**To do**
Write the data out again exactly, with no pictures.

::::::::::

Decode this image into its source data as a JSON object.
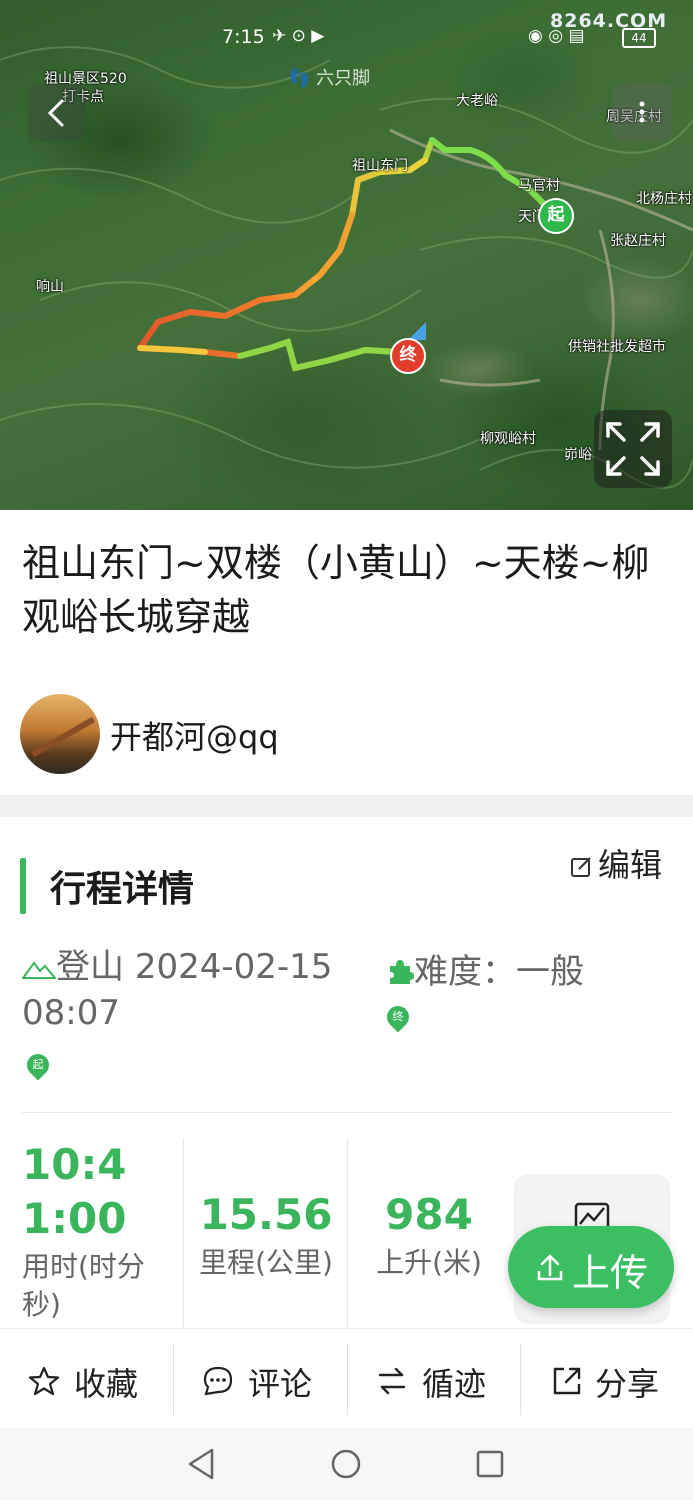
{
  "status_bar": {
    "time": "7:15",
    "left_icons": "✈ ⊙ ▶",
    "right_icons": "◉ ◎ ▤",
    "battery": "44",
    "watermark": "8264.COM"
  },
  "map": {
    "labels": {
      "zushan_scenic": "祖山景区520",
      "daka": "打卡点",
      "liuzhijiao": "六只脚",
      "dalaoyu": "大老峪",
      "zhoujiazhuang": "周吴庄村",
      "zushan_east_gate": "祖山东门",
      "mageguancun": "马官村",
      "tianmen": "天门",
      "beiyangzhuang": "北杨庄村",
      "zhangshaocun": "张赵庄村",
      "xiangshan": "响山",
      "gongxiao": "供销社批发超市",
      "liuguanyu": "柳观峪村",
      "shiyu": "峁峪"
    },
    "start_marker": "起",
    "end_marker": "终"
  },
  "trip": {
    "title": "祖山东门~双楼（小黄山）~天楼~柳观峪长城穿越",
    "author": "开都河@qq"
  },
  "details": {
    "section_title": "行程详情",
    "edit_label": "编辑",
    "activity": "登山",
    "datetime": "2024-02-15 08:07",
    "difficulty": "难度：一般",
    "pin_end": "终",
    "pin_start": "起"
  },
  "stats": [
    {
      "value": "10:41:00",
      "label": "用时(时分秒)"
    },
    {
      "value": "15.56",
      "label": "里程(公里)"
    },
    {
      "value": "984",
      "label": "上升(米)"
    }
  ],
  "upload_label": "上传",
  "actions": {
    "favorite": "收藏",
    "comment": "评论",
    "follow_track": "循迹",
    "share": "分享"
  }
}
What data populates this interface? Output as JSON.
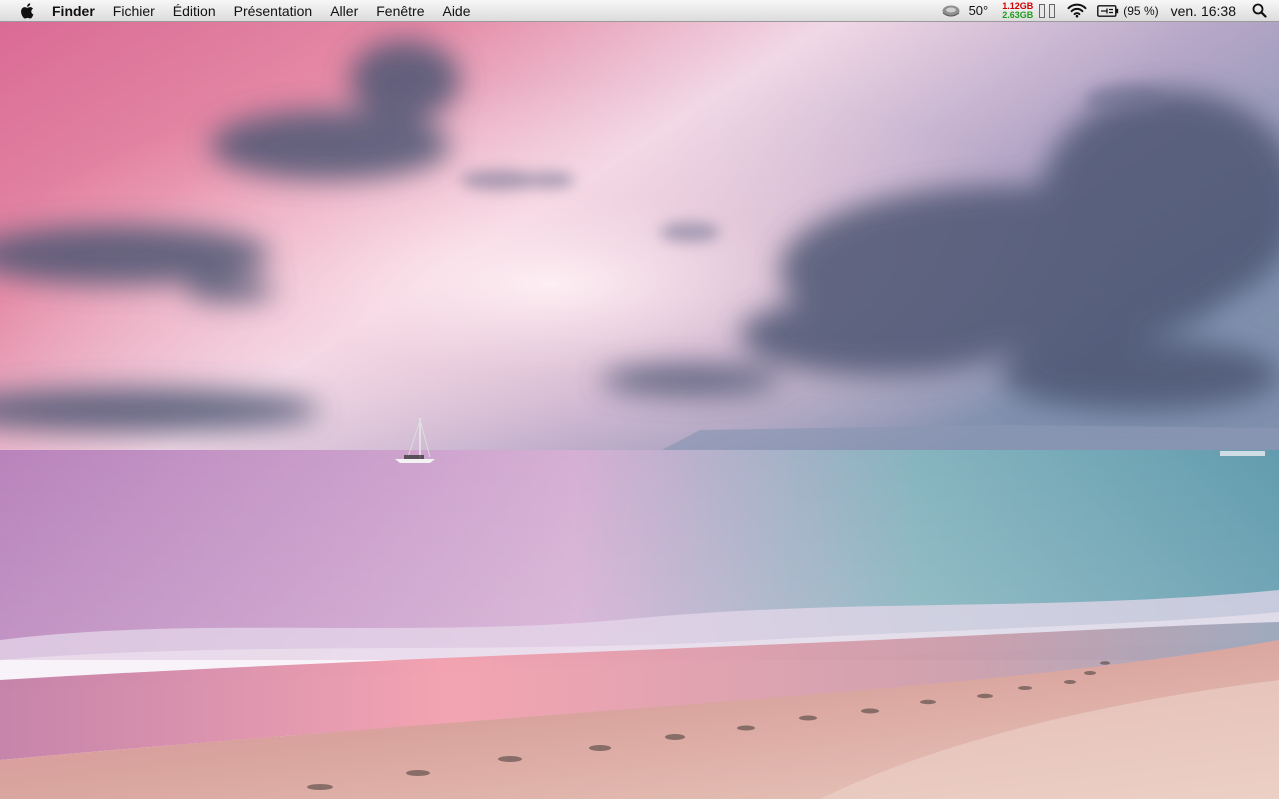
{
  "menubar": {
    "apple_icon": "apple-logo-icon",
    "app_name": "Finder",
    "menus": [
      "Fichier",
      "Édition",
      "Présentation",
      "Aller",
      "Fenêtre",
      "Aide"
    ],
    "status": {
      "temperature_icon": "cpu-temperature-icon",
      "temperature": "50°",
      "memory_used": "1.12GB",
      "memory_free": "2.63GB",
      "memory_used_color": "#d00000",
      "memory_free_color": "#1c9d1c",
      "cpu_meter_icon": "cpu-meter-icon",
      "wifi_icon": "wifi-icon",
      "battery_icon": "battery-charging-icon",
      "battery_percent": "(95 %)",
      "clock": "ven. 16:38",
      "spotlight_icon": "spotlight-search-icon"
    }
  },
  "wallpaper": {
    "subject": "sunset-beach",
    "sky_colors": [
      "#e58aa6",
      "#c49cc8",
      "#f1d8e6"
    ],
    "sea_colors": [
      "#b07ab2",
      "#6fa6b2"
    ],
    "sand_color": "#d5a7a1"
  }
}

::::::::::

**Final result**
Decode this image into its source data as a JSON object.
{
  "status_bar": {
    "time": "7:15",
    "left_icons": "✈ ⊙ ▶",
    "right_icons": "◉ ◎ ▤",
    "battery": "44",
    "watermark": "8264.COM"
  },
  "map": {
    "labels": {
      "zushan_scenic": "祖山景区520",
      "daka": "打卡点",
      "liuzhijiao": "六只脚",
      "dalaoyu": "大老峪",
      "zhoujiazhuang": "周吴庄村",
      "zushan_east_gate": "祖山东门",
      "mageguancun": "马官村",
      "tianmen": "天门",
      "beiyangzhuang": "北杨庄村",
      "zhangshaocun": "张赵庄村",
      "xiangshan": "响山",
      "gongxiao": "供销社批发超市",
      "liuguanyu": "柳观峪村",
      "shiyu": "峁峪"
    },
    "start_marker": "起",
    "end_marker": "终"
  },
  "trip": {
    "title": "祖山东门~双楼（小黄山）~天楼~柳观峪长城穿越",
    "author": "开都河@qq"
  },
  "details": {
    "section_title": "行程详情",
    "edit_label": "编辑",
    "activity": "登山",
    "datetime": "2024-02-15 08:07",
    "difficulty": "难度：一般",
    "pin_end": "终",
    "pin_start": "起"
  },
  "stats": [
    {
      "value": "10:41:00",
      "label": "用时(时分秒)"
    },
    {
      "value": "15.56",
      "label": "里程(公里)"
    },
    {
      "value": "984",
      "label": "上升(米)"
    }
  ],
  "upload_label": "上传",
  "actions": {
    "favorite": "收藏",
    "comment": "评论",
    "follow_track": "循迹",
    "share": "分享"
  }
}
What data populates this interface? Output as JSON.
{
  "menubar": {
    "apple_icon": "apple-logo-icon",
    "app_name": "Finder",
    "menus": [
      "Fichier",
      "Édition",
      "Présentation",
      "Aller",
      "Fenêtre",
      "Aide"
    ],
    "status": {
      "temperature_icon": "cpu-temperature-icon",
      "temperature": "50°",
      "memory_used": "1.12GB",
      "memory_free": "2.63GB",
      "memory_used_color": "#d00000",
      "memory_free_color": "#1c9d1c",
      "cpu_meter_icon": "cpu-meter-icon",
      "wifi_icon": "wifi-icon",
      "battery_icon": "battery-charging-icon",
      "battery_percent": "(95 %)",
      "clock": "ven. 16:38",
      "spotlight_icon": "spotlight-search-icon"
    }
  },
  "wallpaper": {
    "subject": "sunset-beach",
    "sky_colors": [
      "#e58aa6",
      "#c49cc8",
      "#f1d8e6"
    ],
    "sea_colors": [
      "#b07ab2",
      "#6fa6b2"
    ],
    "sand_color": "#d5a7a1"
  }
}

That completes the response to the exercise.